*WHAT YOU NEED TO DO*:
Count the lines below that contain the word "затрат", and give only that number.

* * * *

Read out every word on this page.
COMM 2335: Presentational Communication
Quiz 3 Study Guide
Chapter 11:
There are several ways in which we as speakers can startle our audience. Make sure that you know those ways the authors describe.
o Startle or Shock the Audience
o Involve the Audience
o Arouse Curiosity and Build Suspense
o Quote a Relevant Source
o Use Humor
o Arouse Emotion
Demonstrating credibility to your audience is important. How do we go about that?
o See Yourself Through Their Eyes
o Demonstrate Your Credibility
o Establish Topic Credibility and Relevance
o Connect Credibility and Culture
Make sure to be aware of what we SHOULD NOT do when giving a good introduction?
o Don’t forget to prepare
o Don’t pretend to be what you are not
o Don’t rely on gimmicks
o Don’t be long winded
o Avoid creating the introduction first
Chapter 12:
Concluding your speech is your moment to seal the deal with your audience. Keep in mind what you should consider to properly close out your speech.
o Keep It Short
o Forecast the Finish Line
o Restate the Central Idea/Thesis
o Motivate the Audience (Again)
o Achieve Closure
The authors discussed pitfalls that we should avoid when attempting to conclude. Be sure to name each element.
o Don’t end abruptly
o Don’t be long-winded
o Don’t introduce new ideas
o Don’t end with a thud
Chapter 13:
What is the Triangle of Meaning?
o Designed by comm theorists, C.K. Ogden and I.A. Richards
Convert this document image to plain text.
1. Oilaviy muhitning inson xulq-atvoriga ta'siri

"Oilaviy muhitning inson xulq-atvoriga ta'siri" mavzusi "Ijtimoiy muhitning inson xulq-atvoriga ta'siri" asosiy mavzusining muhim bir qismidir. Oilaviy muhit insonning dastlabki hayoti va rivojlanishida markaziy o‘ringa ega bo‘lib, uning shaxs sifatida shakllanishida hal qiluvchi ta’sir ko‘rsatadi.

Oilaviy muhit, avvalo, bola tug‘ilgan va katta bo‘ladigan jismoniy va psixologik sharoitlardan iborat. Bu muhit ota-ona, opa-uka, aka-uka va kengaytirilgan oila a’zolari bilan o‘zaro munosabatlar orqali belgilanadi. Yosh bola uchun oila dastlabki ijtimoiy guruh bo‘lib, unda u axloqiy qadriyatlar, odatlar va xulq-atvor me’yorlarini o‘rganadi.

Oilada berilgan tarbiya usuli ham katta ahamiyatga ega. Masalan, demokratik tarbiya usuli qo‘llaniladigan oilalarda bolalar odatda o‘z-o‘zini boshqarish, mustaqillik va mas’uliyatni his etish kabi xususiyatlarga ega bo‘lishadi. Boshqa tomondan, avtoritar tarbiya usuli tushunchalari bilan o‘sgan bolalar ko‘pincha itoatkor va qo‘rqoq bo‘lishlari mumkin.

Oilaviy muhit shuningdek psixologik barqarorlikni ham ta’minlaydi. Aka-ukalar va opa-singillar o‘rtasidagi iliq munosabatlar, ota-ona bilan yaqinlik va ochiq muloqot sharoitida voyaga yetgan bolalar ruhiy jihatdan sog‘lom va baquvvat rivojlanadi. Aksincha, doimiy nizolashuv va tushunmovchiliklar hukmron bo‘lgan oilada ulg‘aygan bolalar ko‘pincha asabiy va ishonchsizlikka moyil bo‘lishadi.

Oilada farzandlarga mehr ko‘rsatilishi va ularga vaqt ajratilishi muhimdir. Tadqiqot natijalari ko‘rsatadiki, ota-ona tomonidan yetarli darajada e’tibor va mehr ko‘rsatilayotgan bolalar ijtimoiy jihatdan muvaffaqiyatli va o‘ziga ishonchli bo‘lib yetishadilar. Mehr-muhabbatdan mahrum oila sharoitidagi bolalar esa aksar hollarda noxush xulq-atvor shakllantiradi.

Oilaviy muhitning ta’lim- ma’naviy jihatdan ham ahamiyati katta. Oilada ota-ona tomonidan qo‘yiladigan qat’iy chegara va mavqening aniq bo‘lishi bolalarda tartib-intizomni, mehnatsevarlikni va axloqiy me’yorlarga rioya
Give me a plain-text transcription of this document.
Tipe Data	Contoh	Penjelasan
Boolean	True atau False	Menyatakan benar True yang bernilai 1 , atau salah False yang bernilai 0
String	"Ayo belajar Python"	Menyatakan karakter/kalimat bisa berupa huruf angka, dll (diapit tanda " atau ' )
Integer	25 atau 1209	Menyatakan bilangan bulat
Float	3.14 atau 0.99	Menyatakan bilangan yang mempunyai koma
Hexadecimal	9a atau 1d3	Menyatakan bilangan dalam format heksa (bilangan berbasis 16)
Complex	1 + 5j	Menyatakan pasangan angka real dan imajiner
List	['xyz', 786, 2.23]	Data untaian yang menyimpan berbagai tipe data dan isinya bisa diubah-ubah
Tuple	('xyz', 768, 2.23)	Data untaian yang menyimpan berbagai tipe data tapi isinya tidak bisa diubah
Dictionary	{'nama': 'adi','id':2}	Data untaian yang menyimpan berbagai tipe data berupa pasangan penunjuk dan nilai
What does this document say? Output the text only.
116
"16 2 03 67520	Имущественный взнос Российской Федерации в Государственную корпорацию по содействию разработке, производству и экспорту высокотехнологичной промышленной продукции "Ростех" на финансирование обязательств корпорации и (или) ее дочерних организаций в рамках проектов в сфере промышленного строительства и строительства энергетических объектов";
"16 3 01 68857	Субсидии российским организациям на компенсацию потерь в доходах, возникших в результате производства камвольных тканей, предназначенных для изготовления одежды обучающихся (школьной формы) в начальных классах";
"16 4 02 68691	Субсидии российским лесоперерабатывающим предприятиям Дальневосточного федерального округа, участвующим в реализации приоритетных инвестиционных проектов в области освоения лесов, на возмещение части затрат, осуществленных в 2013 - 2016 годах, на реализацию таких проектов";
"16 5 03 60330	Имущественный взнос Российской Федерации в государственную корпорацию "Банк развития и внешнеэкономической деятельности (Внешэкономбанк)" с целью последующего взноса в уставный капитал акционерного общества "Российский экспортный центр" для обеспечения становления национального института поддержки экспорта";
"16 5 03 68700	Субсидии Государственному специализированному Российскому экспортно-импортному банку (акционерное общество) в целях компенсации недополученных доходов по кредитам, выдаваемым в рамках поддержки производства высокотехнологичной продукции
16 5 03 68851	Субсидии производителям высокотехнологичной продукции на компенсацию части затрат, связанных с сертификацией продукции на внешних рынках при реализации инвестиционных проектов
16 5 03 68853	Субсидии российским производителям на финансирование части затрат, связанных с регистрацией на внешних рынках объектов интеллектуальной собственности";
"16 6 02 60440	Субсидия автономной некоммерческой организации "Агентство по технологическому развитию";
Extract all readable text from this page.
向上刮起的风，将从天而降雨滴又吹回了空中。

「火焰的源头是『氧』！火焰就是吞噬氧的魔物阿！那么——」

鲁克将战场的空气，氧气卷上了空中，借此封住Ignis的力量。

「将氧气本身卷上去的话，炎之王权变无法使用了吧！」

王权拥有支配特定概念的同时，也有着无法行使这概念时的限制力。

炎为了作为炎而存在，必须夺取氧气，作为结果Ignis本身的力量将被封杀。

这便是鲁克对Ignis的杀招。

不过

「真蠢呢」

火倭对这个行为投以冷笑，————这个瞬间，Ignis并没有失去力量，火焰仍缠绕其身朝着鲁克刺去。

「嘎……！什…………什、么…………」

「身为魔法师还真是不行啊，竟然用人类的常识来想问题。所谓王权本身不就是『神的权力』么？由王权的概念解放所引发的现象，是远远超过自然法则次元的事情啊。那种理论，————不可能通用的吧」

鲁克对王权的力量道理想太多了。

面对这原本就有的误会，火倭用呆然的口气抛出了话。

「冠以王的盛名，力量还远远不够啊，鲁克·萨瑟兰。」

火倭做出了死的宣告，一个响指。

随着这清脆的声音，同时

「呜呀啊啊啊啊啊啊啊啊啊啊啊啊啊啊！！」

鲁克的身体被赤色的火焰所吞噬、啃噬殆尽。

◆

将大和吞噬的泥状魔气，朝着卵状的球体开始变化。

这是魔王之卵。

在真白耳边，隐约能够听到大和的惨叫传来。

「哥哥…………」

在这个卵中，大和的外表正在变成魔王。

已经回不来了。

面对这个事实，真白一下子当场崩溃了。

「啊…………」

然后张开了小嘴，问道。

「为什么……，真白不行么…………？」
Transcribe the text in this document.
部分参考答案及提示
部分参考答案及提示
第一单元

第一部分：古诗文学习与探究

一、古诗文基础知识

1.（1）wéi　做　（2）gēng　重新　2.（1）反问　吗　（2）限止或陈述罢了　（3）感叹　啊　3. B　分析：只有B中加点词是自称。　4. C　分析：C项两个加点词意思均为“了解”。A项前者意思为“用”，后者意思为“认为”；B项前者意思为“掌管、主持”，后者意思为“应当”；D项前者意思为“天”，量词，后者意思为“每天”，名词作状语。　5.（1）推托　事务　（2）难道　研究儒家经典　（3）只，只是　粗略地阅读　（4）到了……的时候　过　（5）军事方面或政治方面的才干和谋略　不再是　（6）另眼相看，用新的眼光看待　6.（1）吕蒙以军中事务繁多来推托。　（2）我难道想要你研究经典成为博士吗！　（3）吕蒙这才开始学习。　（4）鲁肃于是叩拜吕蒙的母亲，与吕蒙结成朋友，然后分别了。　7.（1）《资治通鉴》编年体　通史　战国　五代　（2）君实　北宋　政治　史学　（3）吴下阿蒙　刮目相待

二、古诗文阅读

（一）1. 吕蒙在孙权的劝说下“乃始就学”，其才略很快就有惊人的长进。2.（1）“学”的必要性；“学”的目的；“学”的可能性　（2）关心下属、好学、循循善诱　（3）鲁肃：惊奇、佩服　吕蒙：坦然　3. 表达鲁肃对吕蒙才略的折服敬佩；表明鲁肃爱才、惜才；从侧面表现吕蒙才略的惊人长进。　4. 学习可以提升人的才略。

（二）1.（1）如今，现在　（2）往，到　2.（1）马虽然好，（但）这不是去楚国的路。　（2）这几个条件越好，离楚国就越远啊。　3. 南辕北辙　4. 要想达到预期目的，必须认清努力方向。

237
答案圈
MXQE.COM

* * * *

*RESULT FOR THIS TASK*:
3